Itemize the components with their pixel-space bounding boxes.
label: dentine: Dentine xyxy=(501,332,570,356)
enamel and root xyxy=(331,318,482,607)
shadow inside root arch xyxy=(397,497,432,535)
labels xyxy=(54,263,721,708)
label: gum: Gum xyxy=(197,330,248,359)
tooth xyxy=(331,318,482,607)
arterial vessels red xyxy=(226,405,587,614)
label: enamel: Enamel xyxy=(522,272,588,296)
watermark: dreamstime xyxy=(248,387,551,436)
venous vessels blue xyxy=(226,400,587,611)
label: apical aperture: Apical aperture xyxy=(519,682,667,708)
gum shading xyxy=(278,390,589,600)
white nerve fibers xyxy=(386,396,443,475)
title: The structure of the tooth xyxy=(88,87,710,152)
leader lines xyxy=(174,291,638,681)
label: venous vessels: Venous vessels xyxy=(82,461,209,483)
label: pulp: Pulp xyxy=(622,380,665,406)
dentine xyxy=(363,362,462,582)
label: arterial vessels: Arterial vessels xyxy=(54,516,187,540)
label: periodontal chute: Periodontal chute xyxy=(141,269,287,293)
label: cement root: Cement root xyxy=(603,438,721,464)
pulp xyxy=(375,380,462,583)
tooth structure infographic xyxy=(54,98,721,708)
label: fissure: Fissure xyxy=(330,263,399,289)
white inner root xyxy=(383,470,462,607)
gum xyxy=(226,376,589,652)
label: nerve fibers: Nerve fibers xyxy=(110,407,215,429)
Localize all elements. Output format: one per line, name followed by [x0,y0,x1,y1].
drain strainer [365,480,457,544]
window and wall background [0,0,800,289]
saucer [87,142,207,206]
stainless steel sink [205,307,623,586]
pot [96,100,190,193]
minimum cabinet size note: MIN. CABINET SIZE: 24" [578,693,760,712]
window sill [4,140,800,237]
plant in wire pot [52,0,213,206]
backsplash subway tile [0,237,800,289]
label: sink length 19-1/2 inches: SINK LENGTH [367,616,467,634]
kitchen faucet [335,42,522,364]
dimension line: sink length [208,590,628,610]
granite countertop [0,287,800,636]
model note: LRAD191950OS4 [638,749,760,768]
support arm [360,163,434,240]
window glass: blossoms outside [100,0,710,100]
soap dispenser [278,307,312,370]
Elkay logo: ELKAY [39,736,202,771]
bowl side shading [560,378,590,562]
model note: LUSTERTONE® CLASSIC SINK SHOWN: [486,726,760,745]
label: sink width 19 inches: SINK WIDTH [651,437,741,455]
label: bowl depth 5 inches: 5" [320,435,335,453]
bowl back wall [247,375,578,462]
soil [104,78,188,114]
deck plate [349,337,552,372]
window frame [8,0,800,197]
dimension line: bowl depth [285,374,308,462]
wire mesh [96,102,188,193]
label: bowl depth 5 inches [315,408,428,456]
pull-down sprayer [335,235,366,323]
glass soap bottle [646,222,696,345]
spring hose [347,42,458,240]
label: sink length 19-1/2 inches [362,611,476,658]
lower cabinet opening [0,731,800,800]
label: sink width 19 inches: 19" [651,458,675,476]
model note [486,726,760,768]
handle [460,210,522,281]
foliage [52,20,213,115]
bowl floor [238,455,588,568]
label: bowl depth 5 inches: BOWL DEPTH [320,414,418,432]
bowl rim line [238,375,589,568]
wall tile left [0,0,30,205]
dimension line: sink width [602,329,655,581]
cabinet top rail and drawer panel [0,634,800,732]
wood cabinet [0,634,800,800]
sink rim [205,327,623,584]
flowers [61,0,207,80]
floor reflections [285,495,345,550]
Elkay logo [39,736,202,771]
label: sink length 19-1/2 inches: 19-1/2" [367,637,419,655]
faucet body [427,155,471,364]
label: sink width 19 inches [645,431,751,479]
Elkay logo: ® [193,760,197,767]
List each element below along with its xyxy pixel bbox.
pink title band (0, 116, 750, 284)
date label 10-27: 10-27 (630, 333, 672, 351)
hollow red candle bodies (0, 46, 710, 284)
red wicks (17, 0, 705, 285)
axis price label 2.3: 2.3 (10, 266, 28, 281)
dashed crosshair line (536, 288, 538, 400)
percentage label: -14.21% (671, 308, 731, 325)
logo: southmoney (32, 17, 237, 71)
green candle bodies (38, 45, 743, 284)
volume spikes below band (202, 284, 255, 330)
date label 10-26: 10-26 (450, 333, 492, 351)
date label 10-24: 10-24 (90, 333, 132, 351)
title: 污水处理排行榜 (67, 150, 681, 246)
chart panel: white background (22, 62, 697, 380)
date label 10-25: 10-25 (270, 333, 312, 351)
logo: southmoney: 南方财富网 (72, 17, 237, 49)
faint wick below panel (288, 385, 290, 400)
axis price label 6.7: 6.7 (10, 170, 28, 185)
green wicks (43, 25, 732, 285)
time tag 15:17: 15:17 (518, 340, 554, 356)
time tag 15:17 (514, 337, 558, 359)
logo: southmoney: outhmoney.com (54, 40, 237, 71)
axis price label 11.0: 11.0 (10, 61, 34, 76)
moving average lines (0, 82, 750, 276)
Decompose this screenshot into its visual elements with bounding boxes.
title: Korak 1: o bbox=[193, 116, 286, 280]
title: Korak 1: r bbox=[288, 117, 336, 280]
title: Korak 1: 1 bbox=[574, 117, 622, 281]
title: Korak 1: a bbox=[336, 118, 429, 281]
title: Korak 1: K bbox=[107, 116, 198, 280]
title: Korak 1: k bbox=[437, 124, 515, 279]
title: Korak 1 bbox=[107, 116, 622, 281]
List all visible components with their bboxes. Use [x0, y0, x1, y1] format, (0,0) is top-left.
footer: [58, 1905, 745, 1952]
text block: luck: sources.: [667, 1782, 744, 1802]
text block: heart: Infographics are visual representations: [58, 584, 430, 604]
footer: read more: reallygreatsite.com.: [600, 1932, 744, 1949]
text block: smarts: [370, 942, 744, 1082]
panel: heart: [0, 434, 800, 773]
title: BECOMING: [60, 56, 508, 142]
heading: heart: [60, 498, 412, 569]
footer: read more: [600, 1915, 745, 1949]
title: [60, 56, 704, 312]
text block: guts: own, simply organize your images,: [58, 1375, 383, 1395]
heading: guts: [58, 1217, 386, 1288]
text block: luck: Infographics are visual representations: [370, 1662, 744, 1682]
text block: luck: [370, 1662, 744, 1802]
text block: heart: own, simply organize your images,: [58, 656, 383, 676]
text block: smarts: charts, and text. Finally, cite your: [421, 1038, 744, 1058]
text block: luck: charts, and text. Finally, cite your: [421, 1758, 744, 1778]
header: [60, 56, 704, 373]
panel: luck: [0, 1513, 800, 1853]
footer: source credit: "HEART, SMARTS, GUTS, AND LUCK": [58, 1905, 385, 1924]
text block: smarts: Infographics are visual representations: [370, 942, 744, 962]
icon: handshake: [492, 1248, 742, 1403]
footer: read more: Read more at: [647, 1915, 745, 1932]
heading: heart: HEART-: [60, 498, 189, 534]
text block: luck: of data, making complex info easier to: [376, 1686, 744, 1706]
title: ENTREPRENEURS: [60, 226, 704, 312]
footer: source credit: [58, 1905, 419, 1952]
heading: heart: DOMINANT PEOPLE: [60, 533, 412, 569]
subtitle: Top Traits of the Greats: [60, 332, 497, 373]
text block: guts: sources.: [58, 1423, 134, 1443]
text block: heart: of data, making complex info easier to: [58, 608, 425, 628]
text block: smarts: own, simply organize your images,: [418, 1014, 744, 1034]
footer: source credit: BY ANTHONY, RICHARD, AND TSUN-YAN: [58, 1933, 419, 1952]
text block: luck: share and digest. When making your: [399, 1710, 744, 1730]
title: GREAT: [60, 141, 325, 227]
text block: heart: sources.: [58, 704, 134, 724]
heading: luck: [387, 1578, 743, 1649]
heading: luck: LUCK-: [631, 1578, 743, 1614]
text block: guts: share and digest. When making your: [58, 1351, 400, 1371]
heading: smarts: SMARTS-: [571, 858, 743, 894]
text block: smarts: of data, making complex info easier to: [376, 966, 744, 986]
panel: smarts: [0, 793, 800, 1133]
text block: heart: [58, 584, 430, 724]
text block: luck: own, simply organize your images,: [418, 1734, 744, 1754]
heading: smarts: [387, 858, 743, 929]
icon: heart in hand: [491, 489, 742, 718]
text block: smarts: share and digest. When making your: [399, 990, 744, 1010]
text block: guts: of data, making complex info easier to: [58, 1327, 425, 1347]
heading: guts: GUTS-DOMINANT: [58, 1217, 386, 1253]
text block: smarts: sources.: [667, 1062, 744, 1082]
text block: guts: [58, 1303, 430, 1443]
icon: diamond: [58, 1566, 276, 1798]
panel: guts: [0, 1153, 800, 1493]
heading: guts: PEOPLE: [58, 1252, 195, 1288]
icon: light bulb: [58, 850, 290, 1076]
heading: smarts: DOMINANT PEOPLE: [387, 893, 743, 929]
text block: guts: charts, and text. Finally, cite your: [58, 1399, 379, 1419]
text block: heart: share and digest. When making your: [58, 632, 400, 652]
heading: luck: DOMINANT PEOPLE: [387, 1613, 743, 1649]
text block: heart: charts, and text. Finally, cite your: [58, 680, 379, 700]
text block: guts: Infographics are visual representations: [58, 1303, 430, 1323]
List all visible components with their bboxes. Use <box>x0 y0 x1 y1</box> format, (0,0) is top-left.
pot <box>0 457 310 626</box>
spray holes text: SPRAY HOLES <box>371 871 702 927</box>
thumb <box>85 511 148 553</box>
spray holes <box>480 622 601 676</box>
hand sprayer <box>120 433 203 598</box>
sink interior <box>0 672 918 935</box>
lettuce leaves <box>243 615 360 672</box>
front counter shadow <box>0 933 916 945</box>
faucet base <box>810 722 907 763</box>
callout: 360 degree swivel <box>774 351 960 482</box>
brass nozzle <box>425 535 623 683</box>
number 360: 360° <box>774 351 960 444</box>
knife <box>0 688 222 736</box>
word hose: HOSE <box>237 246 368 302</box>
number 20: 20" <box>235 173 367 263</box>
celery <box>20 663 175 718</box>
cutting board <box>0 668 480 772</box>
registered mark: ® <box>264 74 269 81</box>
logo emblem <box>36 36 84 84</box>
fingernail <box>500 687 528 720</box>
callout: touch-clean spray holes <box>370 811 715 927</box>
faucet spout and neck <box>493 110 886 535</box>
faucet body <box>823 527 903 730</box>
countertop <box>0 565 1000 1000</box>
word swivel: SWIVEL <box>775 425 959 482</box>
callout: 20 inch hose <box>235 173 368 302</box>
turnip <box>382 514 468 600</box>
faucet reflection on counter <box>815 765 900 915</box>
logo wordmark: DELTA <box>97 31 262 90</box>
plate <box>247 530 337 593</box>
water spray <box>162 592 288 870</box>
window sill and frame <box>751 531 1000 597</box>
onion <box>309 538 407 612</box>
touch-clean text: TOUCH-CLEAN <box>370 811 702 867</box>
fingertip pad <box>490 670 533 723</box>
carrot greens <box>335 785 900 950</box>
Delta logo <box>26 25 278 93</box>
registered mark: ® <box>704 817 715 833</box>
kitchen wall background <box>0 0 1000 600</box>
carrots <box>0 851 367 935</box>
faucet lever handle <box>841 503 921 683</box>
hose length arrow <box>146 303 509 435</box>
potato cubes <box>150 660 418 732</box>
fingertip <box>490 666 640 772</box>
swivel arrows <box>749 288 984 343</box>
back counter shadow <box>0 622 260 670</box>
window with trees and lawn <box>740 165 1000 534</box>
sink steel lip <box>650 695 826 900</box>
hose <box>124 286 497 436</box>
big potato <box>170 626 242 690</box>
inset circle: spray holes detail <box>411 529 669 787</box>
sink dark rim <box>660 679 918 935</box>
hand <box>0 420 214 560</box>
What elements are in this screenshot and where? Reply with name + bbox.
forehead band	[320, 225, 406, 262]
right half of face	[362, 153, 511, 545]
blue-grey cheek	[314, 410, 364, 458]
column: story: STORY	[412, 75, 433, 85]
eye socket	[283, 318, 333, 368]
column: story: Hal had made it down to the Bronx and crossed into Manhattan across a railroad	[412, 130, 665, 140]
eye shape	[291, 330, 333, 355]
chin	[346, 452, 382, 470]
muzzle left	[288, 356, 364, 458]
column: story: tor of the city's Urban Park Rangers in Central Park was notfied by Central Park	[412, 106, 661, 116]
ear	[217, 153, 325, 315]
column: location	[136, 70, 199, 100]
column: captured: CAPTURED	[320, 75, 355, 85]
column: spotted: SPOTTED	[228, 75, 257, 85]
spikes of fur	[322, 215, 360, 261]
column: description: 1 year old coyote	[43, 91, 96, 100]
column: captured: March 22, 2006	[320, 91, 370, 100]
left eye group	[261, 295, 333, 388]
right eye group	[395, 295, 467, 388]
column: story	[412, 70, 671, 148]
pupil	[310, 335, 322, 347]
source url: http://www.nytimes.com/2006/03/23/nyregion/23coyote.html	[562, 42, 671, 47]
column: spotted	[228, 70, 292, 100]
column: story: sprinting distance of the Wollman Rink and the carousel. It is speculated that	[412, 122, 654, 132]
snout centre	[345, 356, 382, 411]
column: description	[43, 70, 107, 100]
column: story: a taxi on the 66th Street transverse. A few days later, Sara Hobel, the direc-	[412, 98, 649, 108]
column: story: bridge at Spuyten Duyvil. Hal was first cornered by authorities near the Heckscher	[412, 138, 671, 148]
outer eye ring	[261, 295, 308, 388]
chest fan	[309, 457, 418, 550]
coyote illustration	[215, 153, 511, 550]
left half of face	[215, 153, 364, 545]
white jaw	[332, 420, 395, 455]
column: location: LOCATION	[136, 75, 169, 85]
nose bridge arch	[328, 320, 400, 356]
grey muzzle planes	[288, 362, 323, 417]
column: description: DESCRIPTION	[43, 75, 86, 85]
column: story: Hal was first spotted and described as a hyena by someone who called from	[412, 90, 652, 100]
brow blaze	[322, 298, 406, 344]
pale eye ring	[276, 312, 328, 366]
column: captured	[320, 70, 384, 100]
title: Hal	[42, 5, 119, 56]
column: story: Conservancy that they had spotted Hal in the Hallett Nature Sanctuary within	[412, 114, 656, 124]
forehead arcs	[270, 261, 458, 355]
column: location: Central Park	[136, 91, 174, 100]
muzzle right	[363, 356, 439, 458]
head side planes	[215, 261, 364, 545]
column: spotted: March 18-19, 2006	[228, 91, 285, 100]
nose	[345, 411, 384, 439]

-----

Exercise: Return the lines unchanged. Begin at the first line at the top and stop after the line containing "label: arterial vessels: Arterial", including both of those lines.

Written answer:
Itemize the components with their pixel-space bounding boxes.
label: dentine: Dentine xyxy=(501,332,570,356)
enamel and root xyxy=(331,318,482,607)
shadow inside root arch xyxy=(397,497,432,535)
labels xyxy=(54,263,721,708)
label: gum: Gum xyxy=(197,330,248,359)
tooth xyxy=(331,318,482,607)
arterial vessels red xyxy=(226,405,587,614)
label: enamel: Enamel xyxy=(522,272,588,296)
watermark: dreamstime xyxy=(248,387,551,436)
venous vessels blue xyxy=(226,400,587,611)
label: apical aperture: Apical aperture xyxy=(519,682,667,708)
gum shading xyxy=(278,390,589,600)
white nerve fibers xyxy=(386,396,443,475)
title: The structure of the tooth xyxy=(88,87,710,152)
leader lines xyxy=(174,291,638,681)
label: venous vessels: Venous vessels xyxy=(82,461,209,483)
label: pulp: Pulp xyxy=(622,380,665,406)
dentine xyxy=(363,362,462,582)
label: arterial vessels: Arterial vessels xyxy=(54,516,187,540)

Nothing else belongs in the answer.